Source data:
§ §

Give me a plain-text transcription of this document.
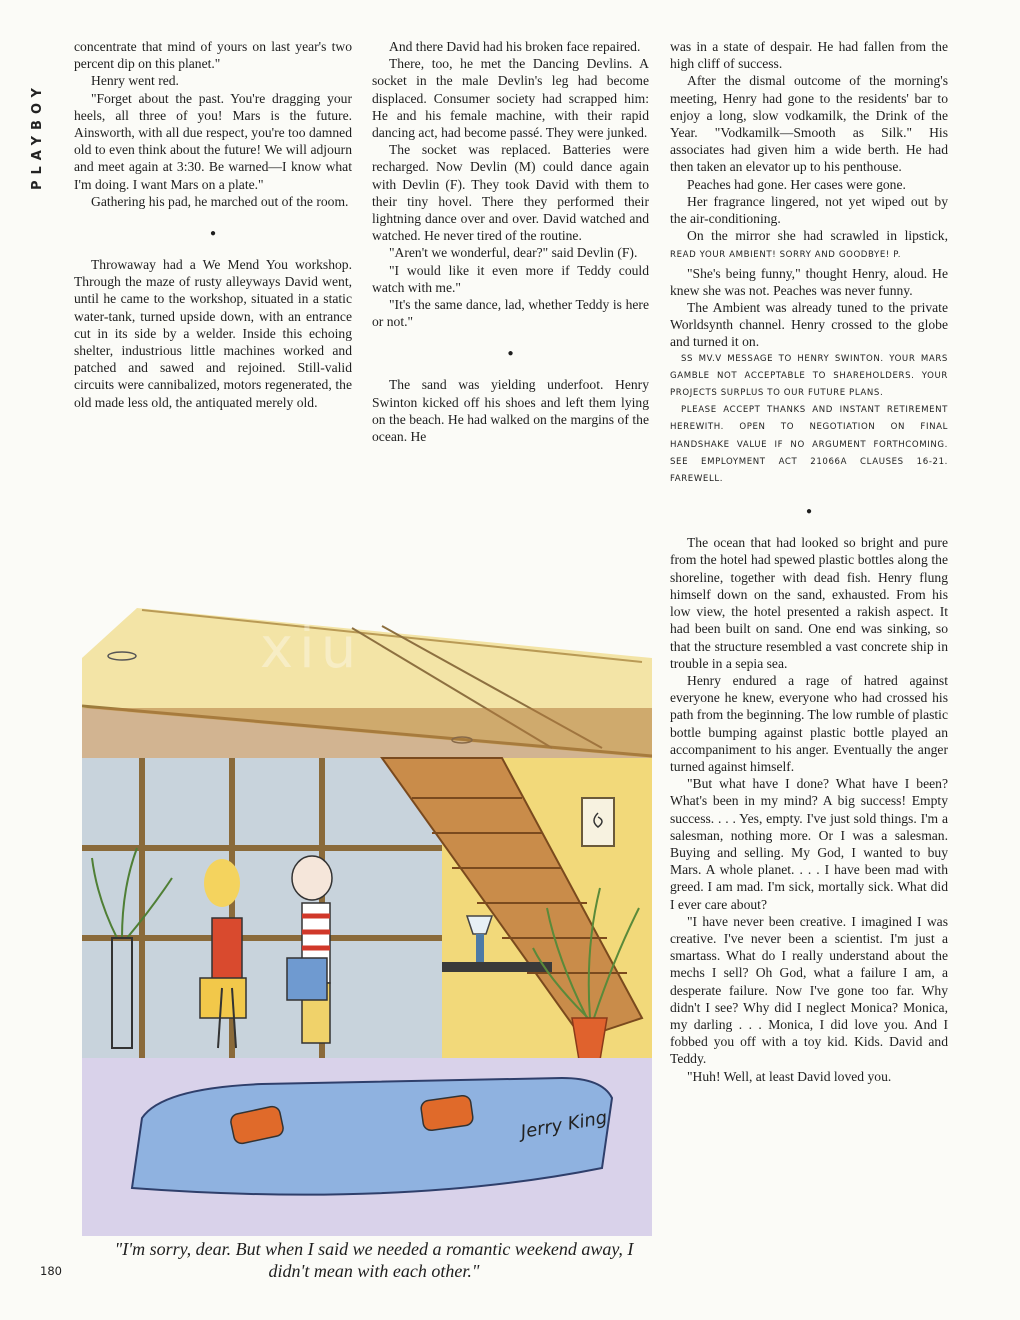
PLAYBOY

concentrate that mind of yours on last year's two percent dip on this planet."

Henry went red.

"Forget about the past. You're dragging your heels, all three of you! Mars is the future. Ainsworth, with all due respect, you're too damned old to even think about the future! We will adjourn and meet again at 3:30. Be warned—I know what I'm doing. I want Mars on a plate."

Gathering his pad, he marched out of the room.

●

Throwaway had a We Mend You workshop. Through the maze of rusty alleyways David went, until he came to the workshop, situated in a static water-tank, turned upside down, with an entrance cut in its side by a welder. Inside this echoing shelter, industrious little machines worked and patched and sawed and rejoined. Still-valid circuits were cannibalized, motors regenerated, the old made less old, the antiquated merely old.

And there David had his broken face repaired.

There, too, he met the Dancing Devlins. A socket in the male Devlin's leg had become displaced. Consumer society had scrapped him: He and his female machine, with their rapid dancing act, had become passé. They were junked.

The socket was replaced. Batteries were recharged. Now Devlin (M) could dance again with Devlin (F). They took David with them to their tiny hovel. There they performed their lightning dance over and over. David watched and watched. He never tired of the routine.

"Aren't we wonderful, dear?" said Devlin (F).

"I would like it even more if Teddy could watch with me."

"It's the same dance, lad, whether Teddy is here or not."

●

The sand was yielding underfoot. Henry Swinton kicked off his shoes and left them lying on the beach. He had walked on the margins of the ocean. He

was in a state of despair. He had fallen from the high cliff of success.

After the dismal outcome of the morning's meeting, Henry had gone to the residents' bar to enjoy a long, slow vodkamilk, the Drink of the Year. "Vodkamilk—Smooth as Silk." His associates had given him a wide berth. He had then taken an elevator up to his penthouse.

Peaches had gone. Her cases were gone.

Her fragrance lingered, not yet wiped out by the air-conditioning.

On the mirror she had scrawled in lipstick, READ YOUR AMBIENT! SORRY AND GOODBYE! P.

"She's being funny," thought Henry, aloud. He knew she was not. Peaches was never funny.

The Ambient was already tuned to the private Worldsynth channel. Henry crossed to the globe and turned it on.

SS MV.V MESSAGE TO HENRY SWINTON. YOUR MARS GAMBLE NOT ACCEPTABLE TO SHAREHOLDERS. YOUR PROJECTS SURPLUS TO OUR FUTURE PLANS.

PLEASE ACCEPT THANKS AND INSTANT RETIREMENT HEREWITH. OPEN TO NEGOTIATION ON FINAL HANDSHAKE VALUE IF NO ARGUMENT FORTHCOMING. SEE EMPLOYMENT ACT 21066A CLAUSES 16-21. FAREWELL.

●

The ocean that had looked so bright and pure from the hotel had spewed plastic bottles along the shoreline, together with dead fish. Henry flung himself down on the sand, exhausted. From his low view, the hotel presented a rakish aspect. It had been built on sand. One end was sinking, so that the structure resembled a vast concrete ship in trouble in a sepia sea.

Henry endured a rage of hatred against everyone he knew, everyone who had crossed his path from the beginning. The low rumble of plastic bottle bumping against plastic bottle played an accompaniment to his anger. Eventually the anger turned against himself.

"But what have I done? What have I been? What's been in my mind? A big success! Empty success. . . . Yes, empty. I've just sold things. I'm a salesman, nothing more. Or I was a salesman. Buying and selling. My God, I wanted to buy Mars. A whole planet. . . . I have been mad with greed. I am mad. I'm sick, mortally sick. What did I ever care about?

"I have never been creative. I imagined I was creative. I've never been a scientist. I'm just a smartass. What do I really understand about the mechs I sell? Oh God, what a failure I am, a desperate failure. Now I've gone too far. Why didn't I see? Why did I neglect Monica? Monica, my darling . . . Monica, I did love you. And I fobbed you off with a toy kid. Kids. David and Teddy.

"Huh! Well, at least David loved you.

Jerry King
xiu
"I'm sorry, dear. But when I said we needed a romantic weekend away, I didn't mean with each other."
180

§ §

Challenge :: Of the lines in the entries above, how many include "plastic"? Only the number should be given.

Answer to this problem :: 2